_STATED PROBLEM_: Set down the data below without change, skipping the pictures it holds.
▼
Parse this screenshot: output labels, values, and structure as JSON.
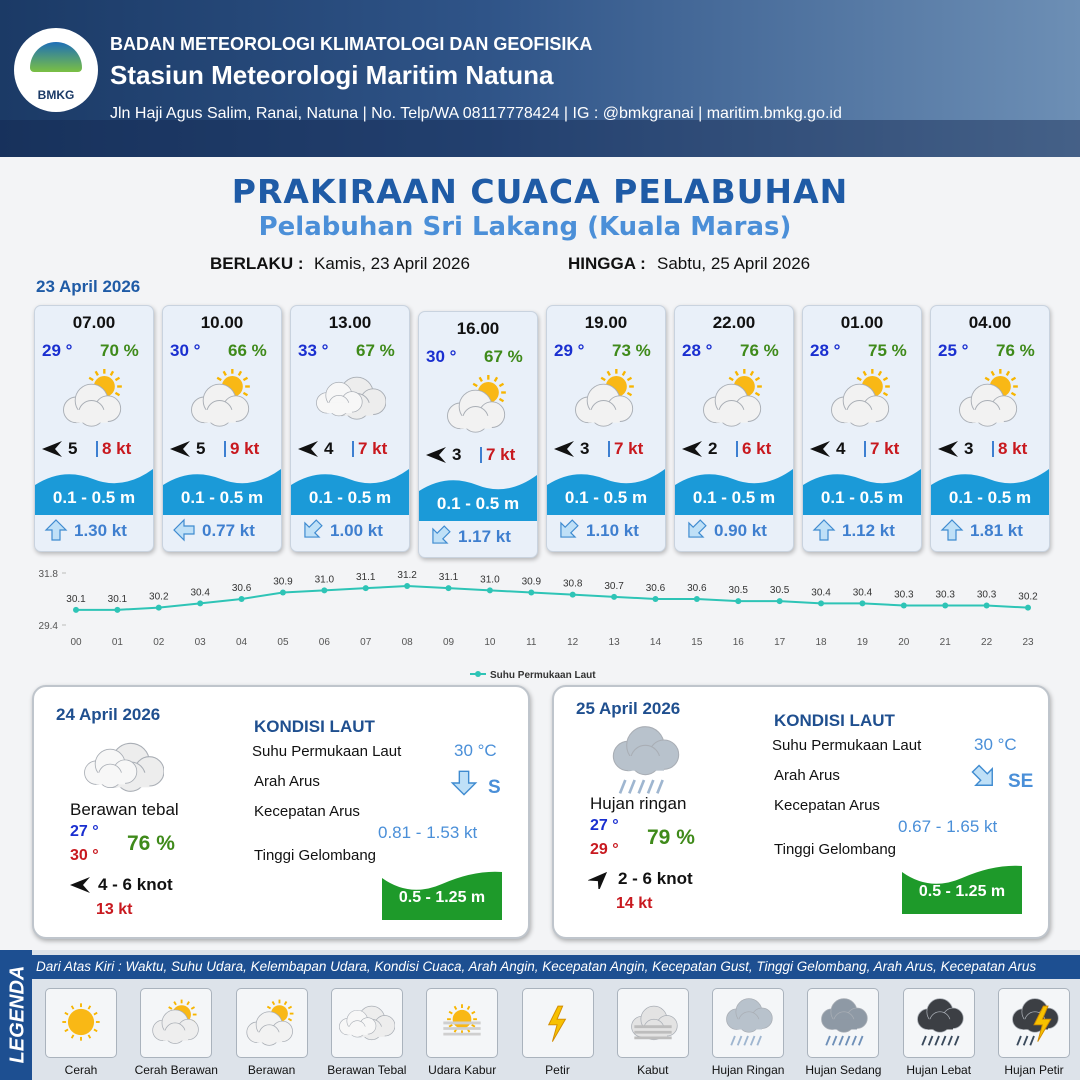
{
  "header": {
    "logo": "BMKG",
    "agency": "BADAN METEOROLOGI KLIMATOLOGI DAN GEOFISIKA",
    "station": "Stasiun Meteorologi Maritim Natuna",
    "address": "Jln Haji Agus Salim, Ranai, Natuna  | No. Telp/WA 08117778424 | IG : @bmkgranai | maritim.bmkg.go.id"
  },
  "title": "PRAKIRAAN CUACA PELABUHAN",
  "subtitle": "Pelabuhan Sri Lakang (Kuala Maras)",
  "valid_from_label": "BERLAKU :",
  "valid_from": "Kamis, 23 April 2026",
  "valid_to_label": "HINGGA :",
  "valid_to": "Sabtu, 25 April 2026",
  "day1_date": "23 April 2026",
  "forecasts": [
    {
      "time": "07.00",
      "temp": "29 °",
      "humidity": "70 %",
      "wind": "5",
      "gust": "8 kt",
      "wave": "0.1 - 0.5 m",
      "current": "1.30 kt"
    },
    {
      "time": "10.00",
      "temp": "30 °",
      "humidity": "66 %",
      "wind": "5",
      "gust": "9 kt",
      "wave": "0.1 - 0.5 m",
      "current": "0.77 kt"
    },
    {
      "time": "13.00",
      "temp": "33 °",
      "humidity": "67 %",
      "wind": "4",
      "gust": "7 kt",
      "wave": "0.1 - 0.5 m",
      "current": "1.00 kt"
    },
    {
      "time": "16.00",
      "temp": "30 °",
      "humidity": "67 %",
      "wind": "3",
      "gust": "7 kt",
      "wave": "0.1 - 0.5 m",
      "current": "1.17 kt"
    },
    {
      "time": "19.00",
      "temp": "29 °",
      "humidity": "73 %",
      "wind": "3",
      "gust": "7 kt",
      "wave": "0.1 - 0.5 m",
      "current": "1.10 kt"
    },
    {
      "time": "22.00",
      "temp": "28 °",
      "humidity": "76 %",
      "wind": "2",
      "gust": "6 kt",
      "wave": "0.1 - 0.5 m",
      "current": "0.90 kt"
    },
    {
      "time": "01.00",
      "temp": "28 °",
      "humidity": "75 %",
      "wind": "4",
      "gust": "7 kt",
      "wave": "0.1 - 0.5 m",
      "current": "1.12 kt"
    },
    {
      "time": "04.00",
      "temp": "25 °",
      "humidity": "76 %",
      "wind": "3",
      "gust": "8 kt",
      "wave": "0.1 - 0.5 m",
      "current": "1.81 kt"
    }
  ],
  "chart_data": {
    "type": "line",
    "categories": [
      "00",
      "01",
      "02",
      "03",
      "04",
      "05",
      "06",
      "07",
      "08",
      "09",
      "10",
      "11",
      "12",
      "13",
      "14",
      "15",
      "16",
      "17",
      "18",
      "19",
      "20",
      "21",
      "22",
      "23"
    ],
    "series": [
      {
        "name": "Suhu Permukaan Laut",
        "color": "#2ec4b6",
        "values": [
          30.1,
          30.1,
          30.2,
          30.4,
          30.6,
          30.9,
          31.0,
          31.1,
          31.2,
          31.1,
          31.0,
          30.9,
          30.8,
          30.7,
          30.6,
          30.6,
          30.5,
          30.5,
          30.4,
          30.4,
          30.3,
          30.3,
          30.3,
          30.2
        ],
        "value_labels": [
          "30.1",
          "30.1",
          "30.2",
          "30.4",
          "30.6",
          "30.9",
          "31.0",
          "31.1",
          "31.2",
          "31.1",
          "31.0",
          "30.9",
          "30.8",
          "30.7",
          "30.6",
          "30.6",
          "30.5",
          "30.5",
          "30.4",
          "30.4",
          "30.3",
          "30.3",
          "30.3",
          "30.2"
        ]
      }
    ],
    "ylim": [
      29.4,
      31.8
    ],
    "yticks": [
      29.4,
      31.8
    ],
    "legend": "bottom"
  },
  "days": [
    {
      "date": "24 April 2026",
      "condition": "Berawan tebal",
      "temp_min": "27 °",
      "temp_max": "30 °",
      "humidity": "76 %",
      "wind": "4  - 6 knot",
      "gust": "13 kt",
      "sea_heading": "KONDISI LAUT",
      "sst_label": "Suhu Permukaan Laut",
      "sst": "30 °C",
      "current_dir_label": "Arah Arus",
      "current_dir": "S",
      "current_speed_label": "Kecepatan Arus",
      "current_speed": "0.81 - 1.53 kt",
      "wave_label": "Tinggi Gelombang",
      "wave": "0.5 - 1.25 m"
    },
    {
      "date": "25 April 2026",
      "condition": "Hujan ringan",
      "temp_min": "27 °",
      "temp_max": "29 °",
      "humidity": "79 %",
      "wind": "2  - 6 knot",
      "gust": "14 kt",
      "sea_heading": "KONDISI LAUT",
      "sst_label": "Suhu Permukaan Laut",
      "sst": "30 °C",
      "current_dir_label": "Arah Arus",
      "current_dir": "SE",
      "current_speed_label": "Kecepatan Arus",
      "current_speed": "0.67 - 1.65 kt",
      "wave_label": "Tinggi Gelombang",
      "wave": "0.5 - 1.25 m"
    }
  ],
  "legend": {
    "title": "LEGENDA",
    "note": "Dari Atas Kiri : Waktu, Suhu Udara, Kelembapan Udara, Kondisi Cuaca, Arah Angin, Kecepatan Angin, Kecepatan Gust, Tinggi Gelombang, Arah Arus, Kecepatan Arus",
    "items": [
      "Cerah",
      "Cerah Berawan",
      "Berawan",
      "Berawan Tebal",
      "Udara Kabur",
      "Petir",
      "Kabut",
      "Hujan Ringan",
      "Hujan Sedang",
      "Hujan Lebat",
      "Hujan Petir"
    ]
  }
}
▲
_EXERCISE ANSWER_:
Parse this screenshot: output labels, values, and structure as JSON.
{
  "header": {
    "logo": "BMKG",
    "agency": "BADAN METEOROLOGI KLIMATOLOGI DAN GEOFISIKA",
    "station": "Stasiun Meteorologi Maritim Natuna",
    "address": "Jln Haji Agus Salim, Ranai, Natuna  | No. Telp/WA 08117778424 | IG : @bmkgranai | maritim.bmkg.go.id"
  },
  "title": "PRAKIRAAN CUACA PELABUHAN",
  "subtitle": "Pelabuhan Sri Lakang (Kuala Maras)",
  "valid_from_label": "BERLAKU :",
  "valid_from": "Kamis, 23 April 2026",
  "valid_to_label": "HINGGA :",
  "valid_to": "Sabtu, 25 April 2026",
  "day1_date": "23 April 2026",
  "forecasts": [
    {
      "time": "07.00",
      "temp": "29 °",
      "humidity": "70 %",
      "wind": "5",
      "gust": "8 kt",
      "wave": "0.1 - 0.5 m",
      "current": "1.30 kt"
    },
    {
      "time": "10.00",
      "temp": "30 °",
      "humidity": "66 %",
      "wind": "5",
      "gust": "9 kt",
      "wave": "0.1 - 0.5 m",
      "current": "0.77 kt"
    },
    {
      "time": "13.00",
      "temp": "33 °",
      "humidity": "67 %",
      "wind": "4",
      "gust": "7 kt",
      "wave": "0.1 - 0.5 m",
      "current": "1.00 kt"
    },
    {
      "time": "16.00",
      "temp": "30 °",
      "humidity": "67 %",
      "wind": "3",
      "gust": "7 kt",
      "wave": "0.1 - 0.5 m",
      "current": "1.17 kt"
    },
    {
      "time": "19.00",
      "temp": "29 °",
      "humidity": "73 %",
      "wind": "3",
      "gust": "7 kt",
      "wave": "0.1 - 0.5 m",
      "current": "1.10 kt"
    },
    {
      "time": "22.00",
      "temp": "28 °",
      "humidity": "76 %",
      "wind": "2",
      "gust": "6 kt",
      "wave": "0.1 - 0.5 m",
      "current": "0.90 kt"
    },
    {
      "time": "01.00",
      "temp": "28 °",
      "humidity": "75 %",
      "wind": "4",
      "gust": "7 kt",
      "wave": "0.1 - 0.5 m",
      "current": "1.12 kt"
    },
    {
      "time": "04.00",
      "temp": "25 °",
      "humidity": "76 %",
      "wind": "3",
      "gust": "8 kt",
      "wave": "0.1 - 0.5 m",
      "current": "1.81 kt"
    }
  ],
  "chart_data": {
    "type": "line",
    "categories": [
      "00",
      "01",
      "02",
      "03",
      "04",
      "05",
      "06",
      "07",
      "08",
      "09",
      "10",
      "11",
      "12",
      "13",
      "14",
      "15",
      "16",
      "17",
      "18",
      "19",
      "20",
      "21",
      "22",
      "23"
    ],
    "series": [
      {
        "name": "Suhu Permukaan Laut",
        "color": "#2ec4b6",
        "values": [
          30.1,
          30.1,
          30.2,
          30.4,
          30.6,
          30.9,
          31.0,
          31.1,
          31.2,
          31.1,
          31.0,
          30.9,
          30.8,
          30.7,
          30.6,
          30.6,
          30.5,
          30.5,
          30.4,
          30.4,
          30.3,
          30.3,
          30.3,
          30.2
        ],
        "value_labels": [
          "30.1",
          "30.1",
          "30.2",
          "30.4",
          "30.6",
          "30.9",
          "31.0",
          "31.1",
          "31.2",
          "31.1",
          "31.0",
          "30.9",
          "30.8",
          "30.7",
          "30.6",
          "30.6",
          "30.5",
          "30.5",
          "30.4",
          "30.4",
          "30.3",
          "30.3",
          "30.3",
          "30.2"
        ]
      }
    ],
    "ylim": [
      29.4,
      31.8
    ],
    "yticks": [
      29.4,
      31.8
    ],
    "legend": "bottom"
  },
  "days": [
    {
      "date": "24 April 2026",
      "condition": "Berawan tebal",
      "temp_min": "27 °",
      "temp_max": "30 °",
      "humidity": "76 %",
      "wind": "4  - 6 knot",
      "gust": "13 kt",
      "sea_heading": "KONDISI LAUT",
      "sst_label": "Suhu Permukaan Laut",
      "sst": "30 °C",
      "current_dir_label": "Arah Arus",
      "current_dir": "S",
      "current_speed_label": "Kecepatan Arus",
      "current_speed": "0.81 - 1.53 kt",
      "wave_label": "Tinggi Gelombang",
      "wave": "0.5 - 1.25 m"
    },
    {
      "date": "25 April 2026",
      "condition": "Hujan ringan",
      "temp_min": "27 °",
      "temp_max": "29 °",
      "humidity": "79 %",
      "wind": "2  - 6 knot",
      "gust": "14 kt",
      "sea_heading": "KONDISI LAUT",
      "sst_label": "Suhu Permukaan Laut",
      "sst": "30 °C",
      "current_dir_label": "Arah Arus",
      "current_dir": "SE",
      "current_speed_label": "Kecepatan Arus",
      "current_speed": "0.67 - 1.65 kt",
      "wave_label": "Tinggi Gelombang",
      "wave": "0.5 - 1.25 m"
    }
  ],
  "legend": {
    "title": "LEGENDA",
    "note": "Dari Atas Kiri : Waktu, Suhu Udara, Kelembapan Udara, Kondisi Cuaca, Arah Angin, Kecepatan Angin, Kecepatan Gust, Tinggi Gelombang, Arah Arus, Kecepatan Arus",
    "items": [
      "Cerah",
      "Cerah Berawan",
      "Berawan",
      "Berawan Tebal",
      "Udara Kabur",
      "Petir",
      "Kabut",
      "Hujan Ringan",
      "Hujan Sedang",
      "Hujan Lebat",
      "Hujan Petir"
    ]
  }
}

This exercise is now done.